*Requirements:*
Retype each line exactly. Skip images.

*Records for this exercise:*
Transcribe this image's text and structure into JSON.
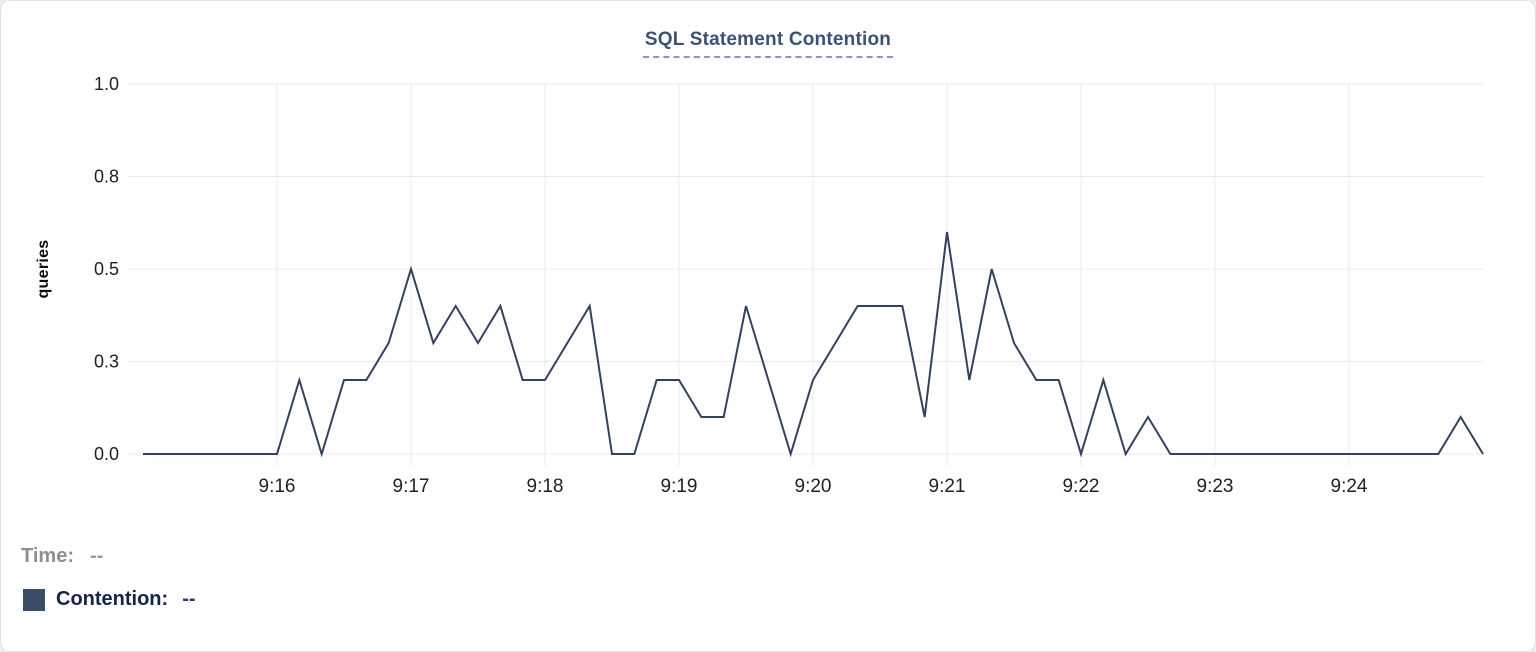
{
  "colors": {
    "line": "#33425f",
    "grid": "#ebebeb",
    "title": "#3d5174",
    "title_underline": "#8a94c8",
    "tick_text": "#212121",
    "time_label": "#8f8f8f",
    "time_value": "#9a9a9a",
    "contention_label": "#172449",
    "contention_value": "#2e3c63",
    "swatch": "#3e4d66",
    "card_background": "#ffffff"
  },
  "legend": {
    "time": {
      "label": "Time:",
      "value": "--"
    },
    "contention": {
      "label": "Contention:",
      "value": "--",
      "swatch_color": "#3e4d66"
    }
  },
  "chart_data": {
    "type": "line",
    "title": "SQL Statement Contention",
    "ylabel": "queries",
    "xlabel": "",
    "ylim": [
      0,
      1.0
    ],
    "x_start": "9:15:00",
    "x_end": "9:25:00",
    "x_interval_seconds": 10,
    "grid": true,
    "legend_position": "bottom-left",
    "yticks": [
      {
        "value": 1.0,
        "label": "1.0"
      },
      {
        "value": 0.75,
        "label": "0.8"
      },
      {
        "value": 0.5,
        "label": "0.5"
      },
      {
        "value": 0.25,
        "label": "0.3"
      },
      {
        "value": 0.0,
        "label": "0.0"
      }
    ],
    "xticks": [
      "9:16",
      "9:17",
      "9:18",
      "9:19",
      "9:20",
      "9:21",
      "9:22",
      "9:23",
      "9:24"
    ],
    "series": [
      {
        "name": "Contention",
        "unit": "queries",
        "color": "#33425f",
        "points": [
          {
            "t": "9:15:00",
            "v": 0
          },
          {
            "t": "9:15:10",
            "v": 0
          },
          {
            "t": "9:15:20",
            "v": 0
          },
          {
            "t": "9:15:30",
            "v": 0
          },
          {
            "t": "9:15:40",
            "v": 0
          },
          {
            "t": "9:15:50",
            "v": 0
          },
          {
            "t": "9:16:00",
            "v": 0
          },
          {
            "t": "9:16:10",
            "v": 0.2
          },
          {
            "t": "9:16:20",
            "v": 0
          },
          {
            "t": "9:16:30",
            "v": 0.2
          },
          {
            "t": "9:16:40",
            "v": 0.2
          },
          {
            "t": "9:16:50",
            "v": 0.3
          },
          {
            "t": "9:17:00",
            "v": 0.5
          },
          {
            "t": "9:17:10",
            "v": 0.3
          },
          {
            "t": "9:17:20",
            "v": 0.4
          },
          {
            "t": "9:17:30",
            "v": 0.3
          },
          {
            "t": "9:17:40",
            "v": 0.4
          },
          {
            "t": "9:17:50",
            "v": 0.2
          },
          {
            "t": "9:18:00",
            "v": 0.2
          },
          {
            "t": "9:18:10",
            "v": 0.3
          },
          {
            "t": "9:18:20",
            "v": 0.4
          },
          {
            "t": "9:18:30",
            "v": 0
          },
          {
            "t": "9:18:40",
            "v": 0
          },
          {
            "t": "9:18:50",
            "v": 0.2
          },
          {
            "t": "9:19:00",
            "v": 0.2
          },
          {
            "t": "9:19:10",
            "v": 0.1
          },
          {
            "t": "9:19:20",
            "v": 0.1
          },
          {
            "t": "9:19:30",
            "v": 0.4
          },
          {
            "t": "9:19:40",
            "v": 0.2
          },
          {
            "t": "9:19:50",
            "v": 0
          },
          {
            "t": "9:20:00",
            "v": 0.2
          },
          {
            "t": "9:20:10",
            "v": 0.3
          },
          {
            "t": "9:20:20",
            "v": 0.4
          },
          {
            "t": "9:20:30",
            "v": 0.4
          },
          {
            "t": "9:20:40",
            "v": 0.4
          },
          {
            "t": "9:20:50",
            "v": 0.1
          },
          {
            "t": "9:21:00",
            "v": 0.6
          },
          {
            "t": "9:21:10",
            "v": 0.2
          },
          {
            "t": "9:21:20",
            "v": 0.5
          },
          {
            "t": "9:21:30",
            "v": 0.3
          },
          {
            "t": "9:21:40",
            "v": 0.2
          },
          {
            "t": "9:21:50",
            "v": 0.2
          },
          {
            "t": "9:22:00",
            "v": 0
          },
          {
            "t": "9:22:10",
            "v": 0.2
          },
          {
            "t": "9:22:20",
            "v": 0
          },
          {
            "t": "9:22:30",
            "v": 0.1
          },
          {
            "t": "9:22:40",
            "v": 0
          },
          {
            "t": "9:22:50",
            "v": 0
          },
          {
            "t": "9:23:00",
            "v": 0
          },
          {
            "t": "9:23:10",
            "v": 0
          },
          {
            "t": "9:23:20",
            "v": 0
          },
          {
            "t": "9:23:30",
            "v": 0
          },
          {
            "t": "9:23:40",
            "v": 0
          },
          {
            "t": "9:23:50",
            "v": 0
          },
          {
            "t": "9:24:00",
            "v": 0
          },
          {
            "t": "9:24:10",
            "v": 0
          },
          {
            "t": "9:24:20",
            "v": 0
          },
          {
            "t": "9:24:30",
            "v": 0
          },
          {
            "t": "9:24:40",
            "v": 0
          },
          {
            "t": "9:24:50",
            "v": 0.1
          },
          {
            "t": "9:25:00",
            "v": 0
          }
        ]
      }
    ]
  }
}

*Exercise response:*
Transcribe this image's text and structure into JSON.
{
  "colors": {
    "line": "#33425f",
    "grid": "#ebebeb",
    "title": "#3d5174",
    "title_underline": "#8a94c8",
    "tick_text": "#212121",
    "time_label": "#8f8f8f",
    "time_value": "#9a9a9a",
    "contention_label": "#172449",
    "contention_value": "#2e3c63",
    "swatch": "#3e4d66",
    "card_background": "#ffffff"
  },
  "legend": {
    "time": {
      "label": "Time:",
      "value": "--"
    },
    "contention": {
      "label": "Contention:",
      "value": "--",
      "swatch_color": "#3e4d66"
    }
  },
  "chart_data": {
    "type": "line",
    "title": "SQL Statement Contention",
    "ylabel": "queries",
    "xlabel": "",
    "ylim": [
      0,
      1.0
    ],
    "x_start": "9:15:00",
    "x_end": "9:25:00",
    "x_interval_seconds": 10,
    "grid": true,
    "legend_position": "bottom-left",
    "yticks": [
      {
        "value": 1.0,
        "label": "1.0"
      },
      {
        "value": 0.75,
        "label": "0.8"
      },
      {
        "value": 0.5,
        "label": "0.5"
      },
      {
        "value": 0.25,
        "label": "0.3"
      },
      {
        "value": 0.0,
        "label": "0.0"
      }
    ],
    "xticks": [
      "9:16",
      "9:17",
      "9:18",
      "9:19",
      "9:20",
      "9:21",
      "9:22",
      "9:23",
      "9:24"
    ],
    "series": [
      {
        "name": "Contention",
        "unit": "queries",
        "color": "#33425f",
        "points": [
          {
            "t": "9:15:00",
            "v": 0
          },
          {
            "t": "9:15:10",
            "v": 0
          },
          {
            "t": "9:15:20",
            "v": 0
          },
          {
            "t": "9:15:30",
            "v": 0
          },
          {
            "t": "9:15:40",
            "v": 0
          },
          {
            "t": "9:15:50",
            "v": 0
          },
          {
            "t": "9:16:00",
            "v": 0
          },
          {
            "t": "9:16:10",
            "v": 0.2
          },
          {
            "t": "9:16:20",
            "v": 0
          },
          {
            "t": "9:16:30",
            "v": 0.2
          },
          {
            "t": "9:16:40",
            "v": 0.2
          },
          {
            "t": "9:16:50",
            "v": 0.3
          },
          {
            "t": "9:17:00",
            "v": 0.5
          },
          {
            "t": "9:17:10",
            "v": 0.3
          },
          {
            "t": "9:17:20",
            "v": 0.4
          },
          {
            "t": "9:17:30",
            "v": 0.3
          },
          {
            "t": "9:17:40",
            "v": 0.4
          },
          {
            "t": "9:17:50",
            "v": 0.2
          },
          {
            "t": "9:18:00",
            "v": 0.2
          },
          {
            "t": "9:18:10",
            "v": 0.3
          },
          {
            "t": "9:18:20",
            "v": 0.4
          },
          {
            "t": "9:18:30",
            "v": 0
          },
          {
            "t": "9:18:40",
            "v": 0
          },
          {
            "t": "9:18:50",
            "v": 0.2
          },
          {
            "t": "9:19:00",
            "v": 0.2
          },
          {
            "t": "9:19:10",
            "v": 0.1
          },
          {
            "t": "9:19:20",
            "v": 0.1
          },
          {
            "t": "9:19:30",
            "v": 0.4
          },
          {
            "t": "9:19:40",
            "v": 0.2
          },
          {
            "t": "9:19:50",
            "v": 0
          },
          {
            "t": "9:20:00",
            "v": 0.2
          },
          {
            "t": "9:20:10",
            "v": 0.3
          },
          {
            "t": "9:20:20",
            "v": 0.4
          },
          {
            "t": "9:20:30",
            "v": 0.4
          },
          {
            "t": "9:20:40",
            "v": 0.4
          },
          {
            "t": "9:20:50",
            "v": 0.1
          },
          {
            "t": "9:21:00",
            "v": 0.6
          },
          {
            "t": "9:21:10",
            "v": 0.2
          },
          {
            "t": "9:21:20",
            "v": 0.5
          },
          {
            "t": "9:21:30",
            "v": 0.3
          },
          {
            "t": "9:21:40",
            "v": 0.2
          },
          {
            "t": "9:21:50",
            "v": 0.2
          },
          {
            "t": "9:22:00",
            "v": 0
          },
          {
            "t": "9:22:10",
            "v": 0.2
          },
          {
            "t": "9:22:20",
            "v": 0
          },
          {
            "t": "9:22:30",
            "v": 0.1
          },
          {
            "t": "9:22:40",
            "v": 0
          },
          {
            "t": "9:22:50",
            "v": 0
          },
          {
            "t": "9:23:00",
            "v": 0
          },
          {
            "t": "9:23:10",
            "v": 0
          },
          {
            "t": "9:23:20",
            "v": 0
          },
          {
            "t": "9:23:30",
            "v": 0
          },
          {
            "t": "9:23:40",
            "v": 0
          },
          {
            "t": "9:23:50",
            "v": 0
          },
          {
            "t": "9:24:00",
            "v": 0
          },
          {
            "t": "9:24:10",
            "v": 0
          },
          {
            "t": "9:24:20",
            "v": 0
          },
          {
            "t": "9:24:30",
            "v": 0
          },
          {
            "t": "9:24:40",
            "v": 0
          },
          {
            "t": "9:24:50",
            "v": 0.1
          },
          {
            "t": "9:25:00",
            "v": 0
          }
        ]
      }
    ]
  }
}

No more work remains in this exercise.